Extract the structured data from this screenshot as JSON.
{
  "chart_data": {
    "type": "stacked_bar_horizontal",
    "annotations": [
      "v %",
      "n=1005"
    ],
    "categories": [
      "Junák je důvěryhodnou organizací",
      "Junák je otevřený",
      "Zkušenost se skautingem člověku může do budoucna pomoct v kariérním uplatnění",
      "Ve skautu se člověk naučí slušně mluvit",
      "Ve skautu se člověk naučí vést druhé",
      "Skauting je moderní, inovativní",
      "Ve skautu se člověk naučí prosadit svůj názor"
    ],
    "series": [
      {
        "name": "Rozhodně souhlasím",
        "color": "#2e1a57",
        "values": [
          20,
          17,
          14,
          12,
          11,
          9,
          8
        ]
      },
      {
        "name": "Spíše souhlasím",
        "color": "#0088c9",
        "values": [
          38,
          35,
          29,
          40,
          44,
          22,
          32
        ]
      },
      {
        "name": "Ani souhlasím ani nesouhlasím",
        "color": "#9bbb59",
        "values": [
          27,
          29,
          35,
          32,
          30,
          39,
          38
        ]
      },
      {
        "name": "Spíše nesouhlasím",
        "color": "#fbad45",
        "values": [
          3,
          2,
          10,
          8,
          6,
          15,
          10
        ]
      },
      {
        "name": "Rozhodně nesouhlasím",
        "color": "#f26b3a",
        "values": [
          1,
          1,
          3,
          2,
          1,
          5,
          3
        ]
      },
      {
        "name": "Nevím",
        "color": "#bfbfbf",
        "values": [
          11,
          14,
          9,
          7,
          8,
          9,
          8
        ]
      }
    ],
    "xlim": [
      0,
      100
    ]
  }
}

..............................

_GIVEN PROBLEM_:
Repeat the material above exactly.

_RESULT BELOW_:
Extract the structured data from this screenshot as JSON.
{
  "chart_data": {
    "type": "stacked_bar_horizontal",
    "annotations": [
      "v %",
      "n=1005"
    ],
    "categories": [
      "Junák je důvěryhodnou organizací",
      "Junák je otevřený",
      "Zkušenost se skautingem člověku může do budoucna pomoct v kariérním uplatnění",
      "Ve skautu se člověk naučí slušně mluvit",
      "Ve skautu se člověk naučí vést druhé",
      "Skauting je moderní, inovativní",
      "Ve skautu se člověk naučí prosadit svůj názor"
    ],
    "series": [
      {
        "name": "Rozhodně souhlasím",
        "color": "#2e1a57",
        "values": [
          20,
          17,
          14,
          12,
          11,
          9,
          8
        ]
      },
      {
        "name": "Spíše souhlasím",
        "color": "#0088c9",
        "values": [
          38,
          35,
          29,
          40,
          44,
          22,
          32
        ]
      },
      {
        "name": "Ani souhlasím ani nesouhlasím",
        "color": "#9bbb59",
        "values": [
          27,
          29,
          35,
          32,
          30,
          39,
          38
        ]
      },
      {
        "name": "Spíše nesouhlasím",
        "color": "#fbad45",
        "values": [
          3,
          2,
          10,
          8,
          6,
          15,
          10
        ]
      },
      {
        "name": "Rozhodně nesouhlasím",
        "color": "#f26b3a",
        "values": [
          1,
          1,
          3,
          2,
          1,
          5,
          3
        ]
      },
      {
        "name": "Nevím",
        "color": "#bfbfbf",
        "values": [
          11,
          14,
          9,
          7,
          8,
          9,
          8
        ]
      }
    ],
    "xlim": [
      0,
      100
    ]
  }
}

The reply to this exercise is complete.